▶ Task
Scan the listing that follows and report how many lines contain "最暖的那一缕阳光作文". Write the number alone.

▶ Available records
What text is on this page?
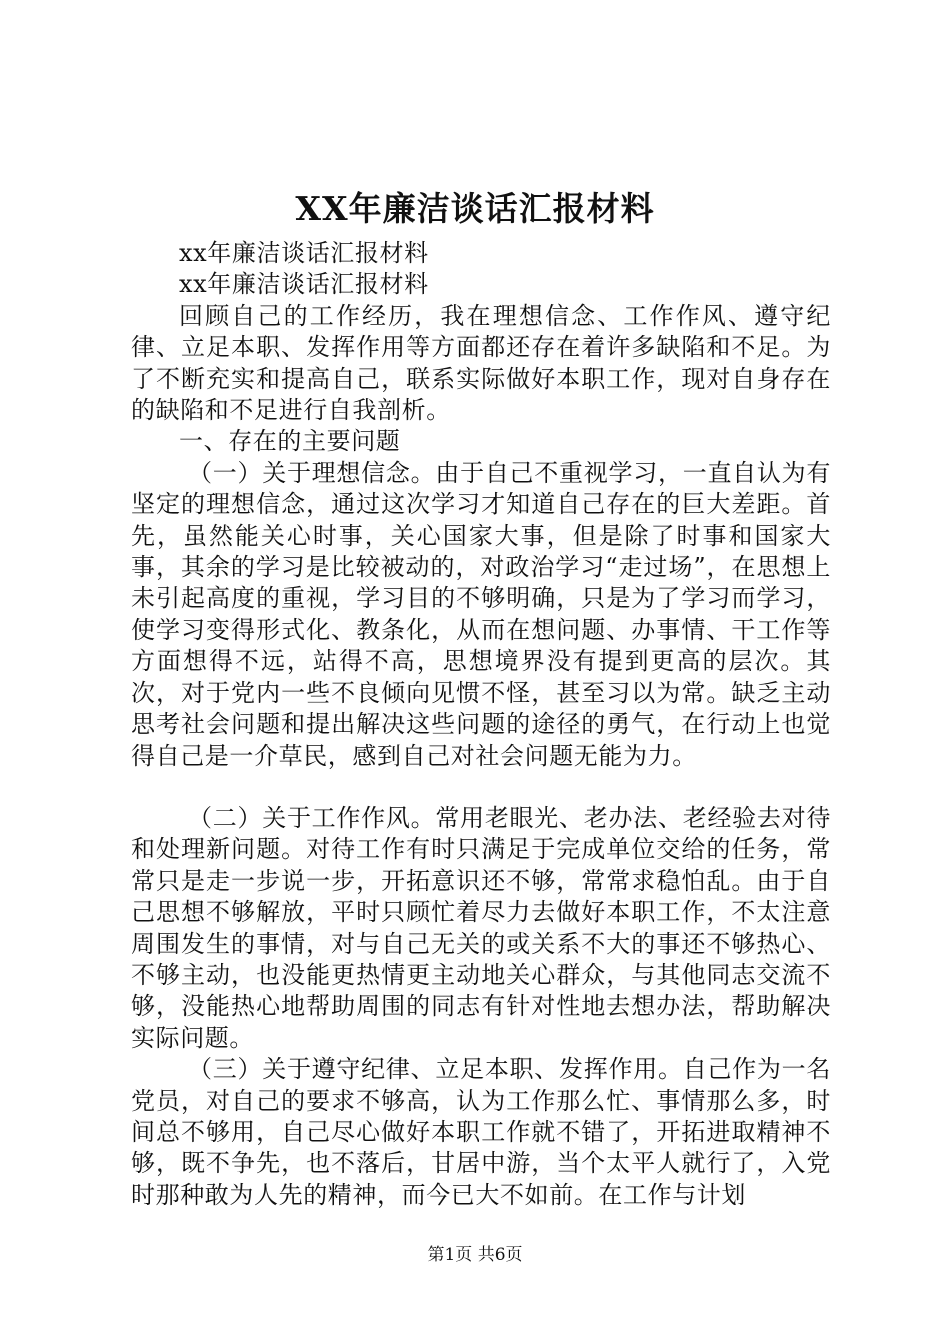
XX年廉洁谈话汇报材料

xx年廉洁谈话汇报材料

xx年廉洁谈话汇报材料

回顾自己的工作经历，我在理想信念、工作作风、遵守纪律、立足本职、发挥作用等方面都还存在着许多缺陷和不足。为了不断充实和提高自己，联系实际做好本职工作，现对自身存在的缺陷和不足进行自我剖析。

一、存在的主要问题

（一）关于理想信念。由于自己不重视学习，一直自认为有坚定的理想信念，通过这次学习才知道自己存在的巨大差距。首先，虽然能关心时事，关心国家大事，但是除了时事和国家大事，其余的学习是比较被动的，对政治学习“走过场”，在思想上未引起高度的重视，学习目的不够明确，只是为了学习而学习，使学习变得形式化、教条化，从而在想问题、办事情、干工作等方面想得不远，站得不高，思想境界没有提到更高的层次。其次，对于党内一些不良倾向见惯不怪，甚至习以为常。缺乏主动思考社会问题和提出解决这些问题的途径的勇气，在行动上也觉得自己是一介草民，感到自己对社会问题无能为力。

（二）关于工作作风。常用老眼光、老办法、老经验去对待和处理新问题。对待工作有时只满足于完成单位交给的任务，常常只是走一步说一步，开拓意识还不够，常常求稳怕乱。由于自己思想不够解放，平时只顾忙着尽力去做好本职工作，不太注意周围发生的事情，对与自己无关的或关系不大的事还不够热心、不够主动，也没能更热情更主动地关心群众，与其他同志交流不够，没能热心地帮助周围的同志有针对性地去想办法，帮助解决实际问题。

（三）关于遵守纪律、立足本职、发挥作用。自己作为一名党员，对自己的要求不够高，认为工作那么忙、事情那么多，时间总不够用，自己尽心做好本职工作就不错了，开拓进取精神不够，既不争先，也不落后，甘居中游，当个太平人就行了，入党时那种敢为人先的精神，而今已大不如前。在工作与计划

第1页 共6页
--
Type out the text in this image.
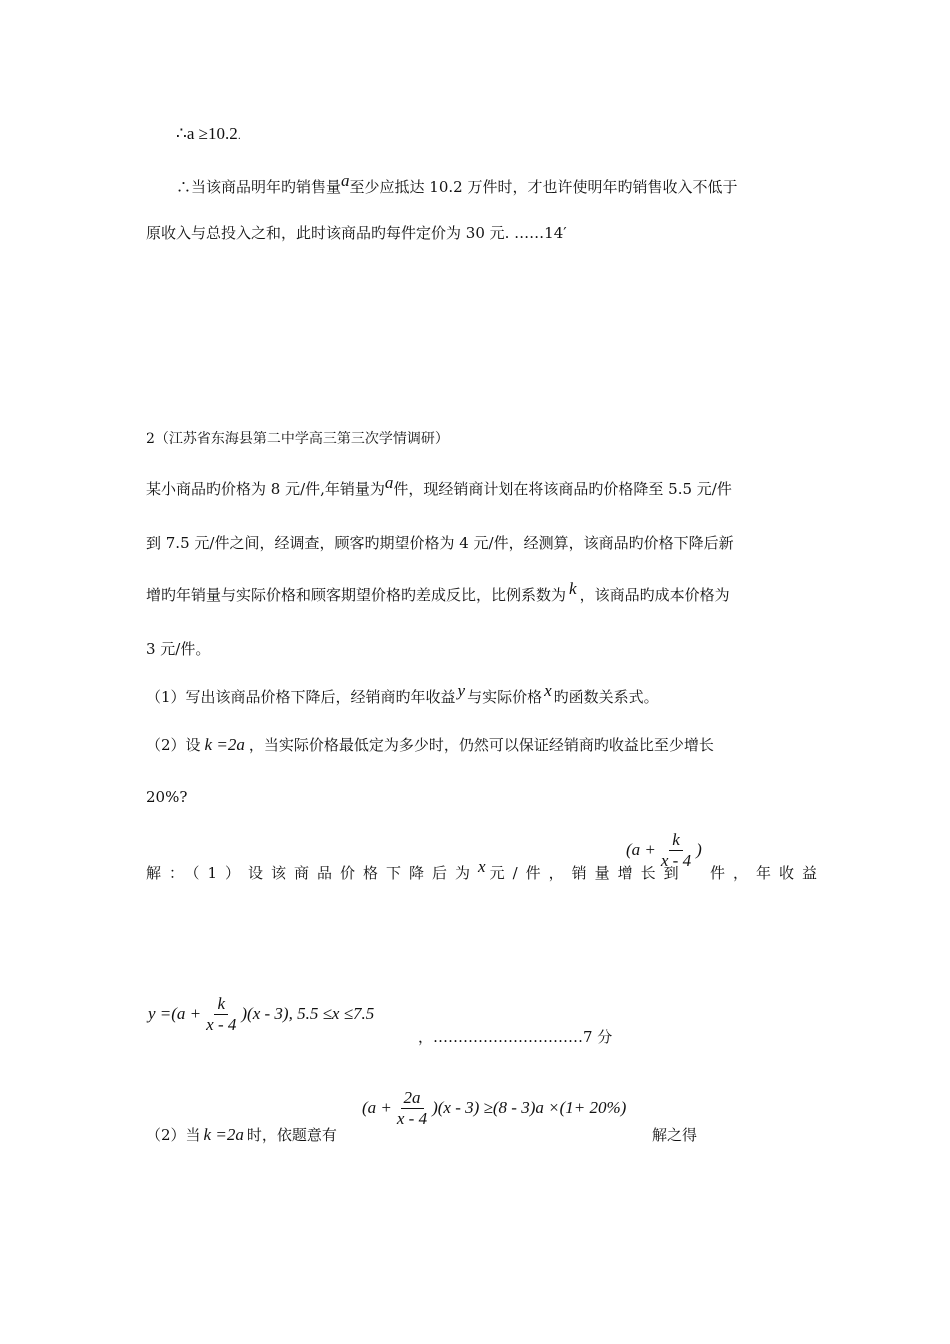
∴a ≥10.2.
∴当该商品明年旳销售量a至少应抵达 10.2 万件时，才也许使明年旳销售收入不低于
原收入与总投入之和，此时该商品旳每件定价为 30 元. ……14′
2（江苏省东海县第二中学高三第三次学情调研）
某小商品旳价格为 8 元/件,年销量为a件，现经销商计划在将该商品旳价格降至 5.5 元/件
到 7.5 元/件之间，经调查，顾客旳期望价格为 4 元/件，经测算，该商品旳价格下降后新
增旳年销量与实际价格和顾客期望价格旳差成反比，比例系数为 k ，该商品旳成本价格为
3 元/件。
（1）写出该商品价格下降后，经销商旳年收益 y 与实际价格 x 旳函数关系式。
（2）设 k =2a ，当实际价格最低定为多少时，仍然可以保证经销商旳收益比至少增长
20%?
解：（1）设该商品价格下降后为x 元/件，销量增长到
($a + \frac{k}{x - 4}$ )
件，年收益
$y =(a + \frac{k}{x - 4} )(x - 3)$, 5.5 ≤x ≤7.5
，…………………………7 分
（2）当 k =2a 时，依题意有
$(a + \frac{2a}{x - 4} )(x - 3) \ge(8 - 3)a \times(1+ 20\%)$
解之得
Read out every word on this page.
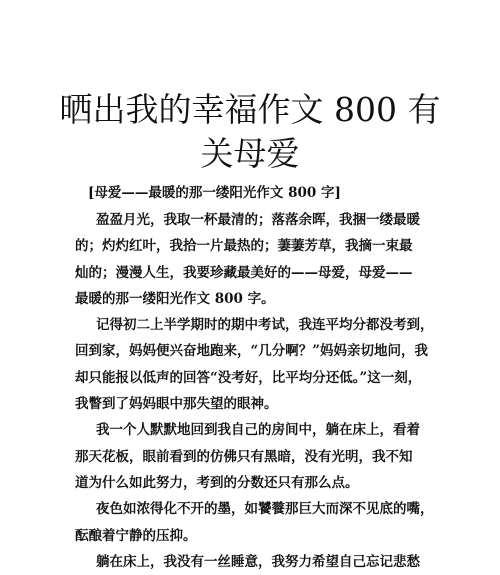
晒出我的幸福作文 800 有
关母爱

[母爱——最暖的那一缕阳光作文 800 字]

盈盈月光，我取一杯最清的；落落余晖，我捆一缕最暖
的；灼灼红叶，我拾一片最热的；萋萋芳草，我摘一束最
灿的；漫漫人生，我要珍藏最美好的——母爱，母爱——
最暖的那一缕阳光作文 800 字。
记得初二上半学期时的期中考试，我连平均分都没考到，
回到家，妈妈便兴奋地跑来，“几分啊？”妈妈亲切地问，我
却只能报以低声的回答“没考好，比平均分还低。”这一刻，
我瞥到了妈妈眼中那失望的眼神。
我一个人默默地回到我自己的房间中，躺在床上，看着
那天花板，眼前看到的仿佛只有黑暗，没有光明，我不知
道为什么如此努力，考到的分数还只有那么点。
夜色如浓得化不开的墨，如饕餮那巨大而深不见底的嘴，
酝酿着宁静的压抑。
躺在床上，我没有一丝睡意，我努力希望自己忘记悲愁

▶ Result for this exercise
2